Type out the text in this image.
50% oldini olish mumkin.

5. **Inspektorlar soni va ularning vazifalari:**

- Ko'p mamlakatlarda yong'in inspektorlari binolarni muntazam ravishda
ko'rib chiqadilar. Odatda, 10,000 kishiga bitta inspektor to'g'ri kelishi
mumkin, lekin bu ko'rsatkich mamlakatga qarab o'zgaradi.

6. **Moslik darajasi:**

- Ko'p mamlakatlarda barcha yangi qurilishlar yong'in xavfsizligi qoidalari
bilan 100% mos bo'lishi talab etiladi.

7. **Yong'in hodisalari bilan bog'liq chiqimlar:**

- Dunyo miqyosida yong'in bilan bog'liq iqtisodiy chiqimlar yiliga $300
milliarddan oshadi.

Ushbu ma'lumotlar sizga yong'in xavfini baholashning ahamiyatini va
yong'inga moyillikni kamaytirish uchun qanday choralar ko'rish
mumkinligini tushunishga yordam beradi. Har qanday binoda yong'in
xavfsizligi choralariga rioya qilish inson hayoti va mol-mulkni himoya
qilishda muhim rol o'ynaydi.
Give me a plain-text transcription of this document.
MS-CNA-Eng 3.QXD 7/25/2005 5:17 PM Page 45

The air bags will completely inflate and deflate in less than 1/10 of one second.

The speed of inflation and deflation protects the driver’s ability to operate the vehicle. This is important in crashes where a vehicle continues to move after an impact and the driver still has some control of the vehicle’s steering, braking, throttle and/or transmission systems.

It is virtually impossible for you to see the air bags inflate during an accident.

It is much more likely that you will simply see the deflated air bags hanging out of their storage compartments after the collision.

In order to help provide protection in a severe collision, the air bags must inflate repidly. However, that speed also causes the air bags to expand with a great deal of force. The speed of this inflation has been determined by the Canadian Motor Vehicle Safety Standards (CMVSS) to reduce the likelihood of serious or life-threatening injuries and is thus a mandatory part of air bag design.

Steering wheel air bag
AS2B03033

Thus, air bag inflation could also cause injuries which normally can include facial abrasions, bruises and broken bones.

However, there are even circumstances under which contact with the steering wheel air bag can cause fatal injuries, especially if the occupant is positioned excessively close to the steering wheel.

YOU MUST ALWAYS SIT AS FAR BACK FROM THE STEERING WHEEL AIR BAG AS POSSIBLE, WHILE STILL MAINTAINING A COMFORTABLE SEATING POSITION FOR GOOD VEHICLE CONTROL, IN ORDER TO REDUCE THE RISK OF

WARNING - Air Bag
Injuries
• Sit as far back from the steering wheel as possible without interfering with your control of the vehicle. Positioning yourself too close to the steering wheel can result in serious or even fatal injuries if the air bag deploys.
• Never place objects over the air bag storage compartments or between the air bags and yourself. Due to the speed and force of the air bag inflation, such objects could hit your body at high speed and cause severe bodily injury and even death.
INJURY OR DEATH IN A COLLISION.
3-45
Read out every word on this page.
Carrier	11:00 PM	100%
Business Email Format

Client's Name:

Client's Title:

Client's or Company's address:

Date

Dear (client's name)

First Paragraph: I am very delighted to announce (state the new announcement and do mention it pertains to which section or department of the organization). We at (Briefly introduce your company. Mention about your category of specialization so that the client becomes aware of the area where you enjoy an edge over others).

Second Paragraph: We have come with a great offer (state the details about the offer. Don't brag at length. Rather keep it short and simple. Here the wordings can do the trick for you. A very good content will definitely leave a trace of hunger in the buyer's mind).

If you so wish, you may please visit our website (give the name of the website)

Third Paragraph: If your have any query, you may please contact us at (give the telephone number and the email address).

==================================================

[Task statement] The records above are to be repeated exactly, in their entirety.

[The output]
Type out the text in this image.
50% oldini olish mumkin.

5. **Inspektorlar soni va ularning vazifalari:**

- Ko'p mamlakatlarda yong'in inspektorlari binolarni muntazam ravishda
ko'rib chiqadilar. Odatda, 10,000 kishiga bitta inspektor to'g'ri kelishi
mumkin, lekin bu ko'rsatkich mamlakatga qarab o'zgaradi.

6. **Moslik darajasi:**

- Ko'p mamlakatlarda barcha yangi qurilishlar yong'in xavfsizligi qoidalari
bilan 100% mos bo'lishi talab etiladi.

7. **Yong'in hodisalari bilan bog'liq chiqimlar:**

- Dunyo miqyosida yong'in bilan bog'liq iqtisodiy chiqimlar yiliga $300
milliarddan oshadi.

Ushbu ma'lumotlar sizga yong'in xavfini baholashning ahamiyatini va
yong'inga moyillikni kamaytirish uchun qanday choralar ko'rish
mumkinligini tushunishga yordam beradi. Har qanday binoda yong'in
xavfsizligi choralariga rioya qilish inson hayoti va mol-mulkni himoya
qilishda muhim rol o'ynaydi.
Give me a plain-text transcription of this document.
MS-CNA-Eng 3.QXD 7/25/2005 5:17 PM Page 45

The air bags will completely inflate and deflate in less than 1/10 of one second.

The speed of inflation and deflation protects the driver’s ability to operate the vehicle. This is important in crashes where a vehicle continues to move after an impact and the driver still has some control of the vehicle’s steering, braking, throttle and/or transmission systems.

It is virtually impossible for you to see the air bags inflate during an accident.

It is much more likely that you will simply see the deflated air bags hanging out of their storage compartments after the collision.

In order to help provide protection in a severe collision, the air bags must inflate repidly. However, that speed also causes the air bags to expand with a great deal of force. The speed of this inflation has been determined by the Canadian Motor Vehicle Safety Standards (CMVSS) to reduce the likelihood of serious or life-threatening injuries and is thus a mandatory part of air bag design.

Steering wheel air bag
AS2B03033

Thus, air bag inflation could also cause injuries which normally can include facial abrasions, bruises and broken bones.

However, there are even circumstances under which contact with the steering wheel air bag can cause fatal injuries, especially if the occupant is positioned excessively close to the steering wheel.

YOU MUST ALWAYS SIT AS FAR BACK FROM THE STEERING WHEEL AIR BAG AS POSSIBLE, WHILE STILL MAINTAINING A COMFORTABLE SEATING POSITION FOR GOOD VEHICLE CONTROL, IN ORDER TO REDUCE THE RISK OF

WARNING - Air Bag
Injuries
• Sit as far back from the steering wheel as possible without interfering with your control of the vehicle. Positioning yourself too close to the steering wheel can result in serious or even fatal injuries if the air bag deploys.
• Never place objects over the air bag storage compartments or between the air bags and yourself. Due to the speed and force of the air bag inflation, such objects could hit your body at high speed and cause severe bodily injury and even death.
INJURY OR DEATH IN A COLLISION.
3-45
Read out every word on this page.
Carrier	11:00 PM	100%
Business Email Format

Client's Name:

Client's Title:

Client's or Company's address:

Date

Dear (client's name)

First Paragraph: I am very delighted to announce (state the new announcement and do mention it pertains to which section or department of the organization). We at (Briefly introduce your company. Mention about your category of specialization so that the client becomes aware of the area where you enjoy an edge over others).

Second Paragraph: We have come with a great offer (state the details about the offer. Don't brag at length. Rather keep it short and simple. Here the wordings can do the trick for you. A very good content will definitely leave a trace of hunger in the buyer's mind).

If you so wish, you may please visit our website (give the name of the website)

Third Paragraph: If your have any query, you may please contact us at (give the telephone number and the email address).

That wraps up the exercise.